- [Stated problem A]:
Using the data import page, answer these questions:
(i) What HTTP status does the API return once an import request is accepted?
(ii) How many rows does the sample data table in the preview panel show?
(iii) For Shapefiles, from which file is the source SRID auto-detected?
- [Stated problem B]: The data import page describes a status badge in the progress view. List every status value that badge can show.
- [Stated problem C]: Return the passage of the data import page that opens with the words containing "5. Adjust the" and closes with "(imported / total)", copied without changes.

- [Document section]:
* Begin *
Skip to content

Data Import

Sanson supports importing GeoJSON, CSV, and Shapefile data to create geographic collections. Imports are processed asynchronously with real-time progress tracking.

Supported formats

FormatExtensionsNotes
GeoJSON.geojson, .jsonMust be a FeatureCollection
GeoJSON (gzip).geojson.gz, .gzAuto-detected by extension or magic bytes
CSV.csvRequires longitude/latitude columns
Shapefile.zipZIP containing .shp + .dbf + .prj + .shx

Import via the Admin UI

  1. Navigate to the Import page in the admin UI
  2. Select a GeoJSON, CSV, or Shapefile (.zip) from your computer
  3. A preview panel appears alongside the form with:
    • Metadata badges (format, feature count, geometry type, SRID)
    • Mini-map showing sample features (first 100)
    • Sample data table (first 5 rows)
    • Form fields auto-filled from the preview (SRID, CSV separator, geo columns)
  4. Choose the target workspace (defaults to default)
  5. Adjust the collection name (auto-generated from the filename)
  6. Adjust the SRID if needed (defaults to 4326 / WGS84, auto-detected for Shapefiles)
  7. For CSV files, verify the auto-detected separator, longitude column, and latitude column
  8. Click Import

The UI transitions to a progress view showing:

  • Status badge (queued, importing, complete, or failed)
  • Progress bar (0-100%)
  • Feature count (imported / total)
  • Live structured logs

On completion, a View collection button links directly to the collection detail page with map and table views.

Import via the API

GeoJSON:

bash
curl -X POST http://localhost:3000/api/admin/import \
  -F "file=@data/regions-1000m.geojson" \
  -F "workspace_id=<workspace-uuid>" \
  -F "collection_name=regions" \
  -F "srid=4326"

CSV:

bash
curl -X POST http://localhost:3000/api/admin/import \
  -F "file=@data/gares.csv" \
  -F "workspace_id=<workspace-uuid>" \
  -F "collection_name=gares" \
  -F "srid=4326" \
  -F "separator=;" \
  -F "longitude=X_WGS84" \
  -F "latitude=Y_WGS84"

The separator, longitude, and latitude fields are optional — they are auto-detected when not provided.

Shapefile:

bash
curl -X POST http://localhost:3000/api/admin/import \
  -F "file=@data/AleaRG_2025_86_L93.zip" \
  -F "workspace_id=<workspace-uuid>" \
  -F "collection_name=alea_argiles" \
  -F "srid=4326"

For Shapefiles, srid is the target storage SRID. The source SRID is auto-detected from the .prj file and the data is reprojected automatically.

The API returns 202 Accepted:

json
{
  "import_id": "abc123-...",
  "status": "pending",
  "message": "Import job queued"
}

Monitor progress by polling the job status:

bash
curl http://localhost:3000/api/admin/jobs/<import_id>

See Admin Endpoints for full API details.
* End *
- [Given data]:
* Begin *
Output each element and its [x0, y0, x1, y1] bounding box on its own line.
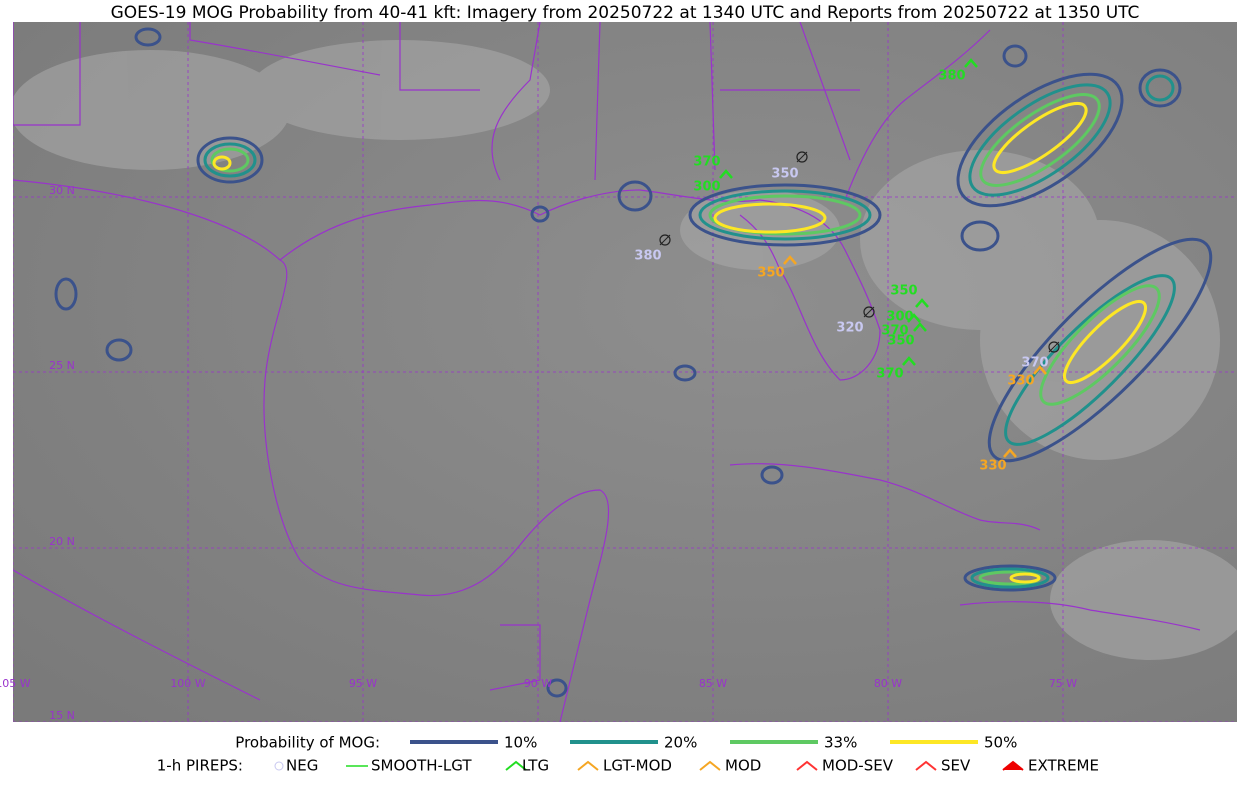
graticule — [13, 22, 1237, 722]
lon-label: 90 W — [524, 677, 552, 690]
legend-label: 50% — [984, 734, 1017, 752]
lon-label: 80 W — [874, 677, 902, 690]
legend-symbol — [505, 760, 527, 771]
pirep-altitude: 370 — [881, 324, 908, 339]
neg-symbol — [796, 151, 808, 163]
lon-label: 85 W — [699, 677, 727, 690]
pireps: 3803703003503803503503003703503703203703… — [634, 58, 1060, 474]
legend: Probability of MOG: 10% 20% 33% 50% 1-h PIREP… — [157, 734, 1099, 775]
legend-label: 10% — [504, 734, 537, 752]
pirep-altitude: 380 — [634, 249, 661, 264]
pirep-symbol — [964, 58, 978, 68]
neg-slash — [796, 151, 808, 163]
pirep-altitude: 350 — [887, 334, 914, 349]
legend-label: MOD-SEV — [822, 757, 894, 775]
pirep-altitude: 350 — [771, 167, 798, 182]
legend-label: MOD — [725, 757, 761, 775]
legend-symbol — [915, 760, 937, 771]
legend-symbol — [274, 761, 284, 771]
map: 3803703003503803503503003703503703203703… — [13, 22, 1237, 722]
legend-title: Probability of MOG: — [235, 734, 380, 752]
title: GOES-19 MOG Probability from 40-41 kft: … — [111, 3, 1140, 23]
neg-symbol — [1048, 341, 1060, 353]
lat-label: 15 N — [49, 709, 75, 722]
pirep-altitude: 320 — [836, 321, 863, 336]
pirep-symbol — [1033, 365, 1047, 375]
lat-label: 20 N — [49, 535, 75, 548]
pirep-symbol — [902, 356, 916, 366]
pirep-altitude: 370 — [1021, 356, 1048, 371]
pirep-altitude: 380 — [938, 69, 965, 84]
pirep-altitude: 330 — [1007, 374, 1034, 389]
legend-label: 33% — [824, 734, 857, 752]
pirep-altitude: 370 — [876, 367, 903, 382]
neg-symbol — [659, 234, 671, 246]
pirep-altitude: 350 — [890, 284, 917, 299]
legend-title: 1-h PIREPS: — [157, 757, 243, 775]
pirep-altitude: 350 — [757, 266, 784, 281]
lon-label: 75 W — [1049, 677, 1077, 690]
pirep-symbol — [907, 313, 921, 323]
pirep-altitude: 330 — [979, 459, 1006, 474]
mog-contours — [54, 27, 1213, 698]
legend-symbol — [577, 760, 599, 771]
pirep-symbol — [1003, 448, 1017, 458]
neg-slash — [659, 234, 671, 246]
legend-label: EXTREME — [1028, 757, 1099, 775]
legend-label: LGT-MOD — [603, 757, 672, 775]
legend-label: SEV — [941, 757, 971, 775]
pirep-symbol — [915, 298, 929, 308]
neg-slash — [1048, 341, 1060, 353]
legend-label: NEG — [286, 757, 318, 775]
pirep-altitude: 300 — [886, 310, 913, 325]
coastlines — [13, 22, 1201, 722]
legend-label: LTG — [522, 757, 549, 775]
lat-label: 30 N — [49, 184, 75, 197]
neg-slash — [863, 306, 875, 318]
pirep-symbol — [719, 169, 733, 179]
pirep-symbol — [913, 322, 927, 332]
pirep-altitude: 370 — [693, 155, 720, 170]
legend-label: SMOOTH-LGT — [371, 757, 472, 775]
pirep-symbol — [783, 255, 797, 265]
legend-symbol — [796, 760, 818, 771]
pirep-altitude: 300 — [693, 180, 720, 195]
lon-label: 95 W — [349, 677, 377, 690]
neg-symbol — [863, 306, 875, 318]
lat-label: 25 N — [49, 359, 75, 372]
legend-symbol — [1002, 760, 1024, 771]
lon-label: 105 W — [0, 677, 31, 690]
legend-label: 20% — [664, 734, 697, 752]
lon-label: 100 W — [170, 677, 205, 690]
legend-symbol — [699, 760, 721, 771]
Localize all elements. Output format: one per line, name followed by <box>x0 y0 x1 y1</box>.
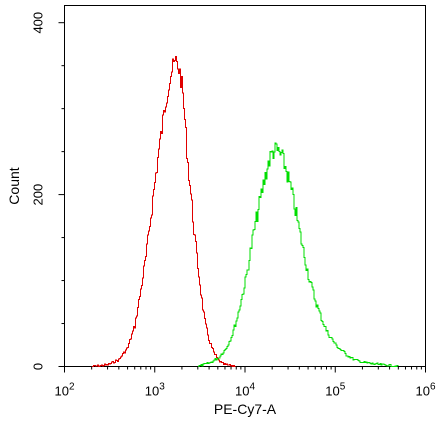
x-axis: 102 103 104 105 106 <box>54 366 436 399</box>
x-tick-label: 105 <box>325 382 345 399</box>
histogram-series-2 <box>197 142 399 367</box>
series-layer <box>91 56 399 367</box>
histogram-series-1 <box>91 56 236 367</box>
x-tick-label: 103 <box>145 382 165 399</box>
y-axis: 0 200 400 <box>31 12 65 370</box>
y-axis-label: Count <box>6 167 22 204</box>
y-tick-label: 400 <box>31 12 46 34</box>
x-tick-label: 104 <box>235 382 255 399</box>
y-tick-label: 0 <box>31 363 46 370</box>
x-tick-label: 106 <box>415 382 435 399</box>
x-tick-label: 102 <box>54 382 74 399</box>
x-axis-label: PE-Cy7-A <box>214 401 277 417</box>
y-tick-label: 200 <box>31 184 46 206</box>
plot-area-frame <box>64 5 426 367</box>
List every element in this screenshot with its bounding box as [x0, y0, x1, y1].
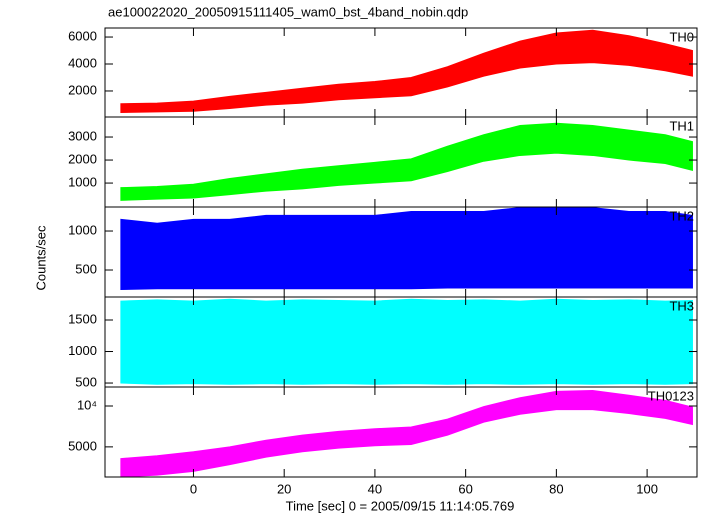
y-tick-label: 6000	[68, 28, 97, 43]
noise-band	[120, 207, 693, 291]
x-axis-label: Time [sec] 0 = 2005/09/15 11:14:05.769	[286, 498, 515, 513]
y-tick-label: 10⁴	[77, 397, 97, 412]
y-tick-label: 1000	[68, 343, 97, 358]
x-tick-label: 80	[549, 481, 563, 496]
legend-label: TH2	[669, 208, 694, 223]
legend-label: TH1	[669, 118, 694, 133]
y-tick-label: 1000	[68, 222, 97, 237]
y-tick-label: 3000	[68, 128, 97, 143]
series-line	[120, 48, 693, 110]
series-line	[120, 256, 693, 260]
legend-label: TH3	[669, 298, 694, 313]
y-tick-label: 2000	[68, 151, 97, 166]
x-tick-label: 40	[368, 481, 382, 496]
noise-band	[120, 390, 693, 478]
series-line	[120, 399, 693, 469]
series-line	[120, 340, 693, 343]
x-tick-label: 100	[636, 481, 658, 496]
x-tick-label: 20	[277, 481, 291, 496]
x-tick-label: 60	[458, 481, 472, 496]
series-line	[120, 138, 693, 196]
chart-title: ae100022020_20050915111405_wam0_bst_4ban…	[108, 4, 468, 19]
y-tick-label: 5000	[68, 438, 97, 453]
y-tick-label: 2000	[68, 82, 97, 97]
panel-frame	[104, 386, 698, 478]
y-tick-label: 500	[75, 261, 97, 276]
legend-label: TH0	[669, 29, 694, 44]
y-tick-label: 500	[75, 374, 97, 389]
y-tick-label: 1500	[68, 311, 97, 326]
noise-band	[120, 29, 693, 114]
legend-label: TH0123	[648, 388, 694, 403]
y-tick-label: 4000	[68, 55, 97, 70]
y-axis-label: Counts/sec	[33, 225, 48, 291]
noise-band	[120, 122, 693, 201]
y-tick-label: 1000	[68, 174, 97, 189]
x-tick-label: 0	[190, 481, 197, 496]
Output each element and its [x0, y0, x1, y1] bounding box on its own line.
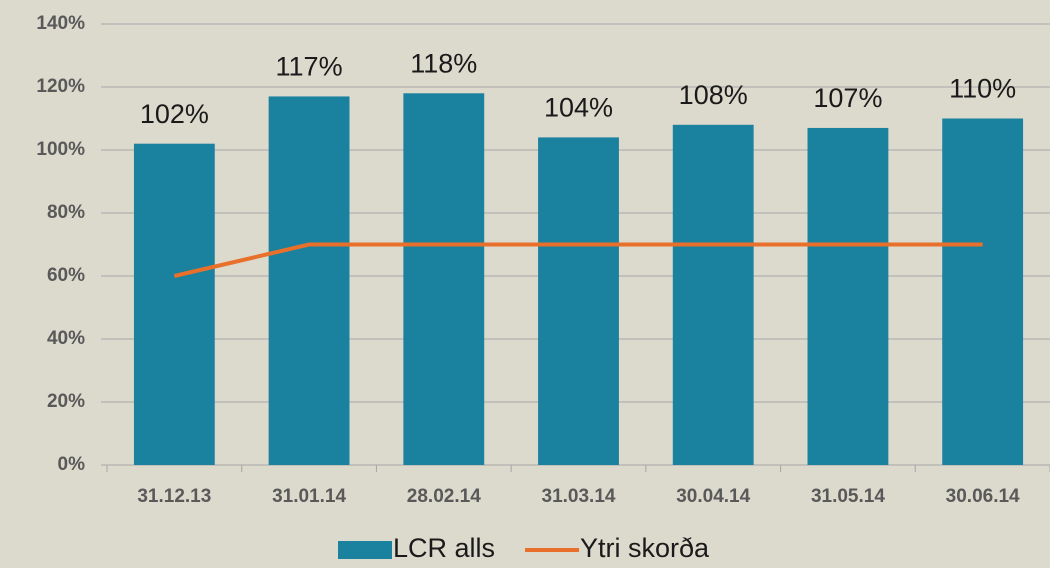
bar: [807, 127, 889, 465]
y-tick-label: 140%: [36, 13, 85, 34]
line: [173, 242, 983, 278]
y-tick-label: 80%: [47, 202, 85, 223]
x-tick-label: 30.06.14: [946, 486, 1020, 507]
y-tick-label: 20%: [47, 391, 85, 412]
legend-label: Ytri skorða: [580, 533, 710, 563]
x-tick-label: 30.04.14: [676, 486, 750, 507]
legend-label: LCR alls: [393, 533, 495, 563]
x-tick-label: 31.01.14: [272, 486, 346, 507]
bar: [672, 124, 754, 466]
data-label: 117%: [276, 52, 343, 82]
y-tick-label: 100%: [36, 139, 85, 160]
legend-swatch: [338, 541, 392, 559]
x-tick-label: 31.05.14: [811, 486, 885, 507]
y-tick-label: 0%: [58, 454, 86, 475]
y-tick-label: 120%: [36, 76, 85, 97]
data-label: 102%: [140, 99, 209, 129]
data-label: 110%: [949, 74, 1016, 104]
data-label: 118%: [410, 48, 477, 78]
data-label: 104%: [544, 93, 613, 123]
data-label: 108%: [679, 80, 748, 110]
bar: [942, 118, 1024, 465]
bar: [403, 93, 485, 466]
bar: [268, 96, 350, 465]
bar: [538, 137, 619, 465]
x-tick-label: 31.12.13: [137, 486, 211, 507]
x-tick-label: 31.03.14: [542, 486, 616, 507]
bar: [133, 143, 215, 465]
data-label: 107%: [813, 83, 882, 113]
x-tick-label: 28.02.14: [407, 486, 481, 507]
y-tick-label: 60%: [47, 265, 85, 286]
y-tick-label: 40%: [47, 328, 85, 349]
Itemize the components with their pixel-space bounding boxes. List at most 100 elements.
* End *
- [Exercise answer A]:
(i) 202 Accepted
(ii) The first 5 rows
(iii) The .prj file

- [Exercise answer B]: queued, importing, complete, failed

- [Exercise answer C]:
5. Adjust the collection name (auto-generated from the filename)
  6. Adjust the SRID if needed (defaults to 4326 / WGS84, auto-detected for Shapefiles)
  7. For CSV files, verify the auto-detected separator, longitude column, and latitude column
  8. Click Import

The UI transitions to a progress view showing:

  • Status badge (queued, importing, complete, or failed)
  • Progress bar (0-100%)
  • Feature count (imported / total)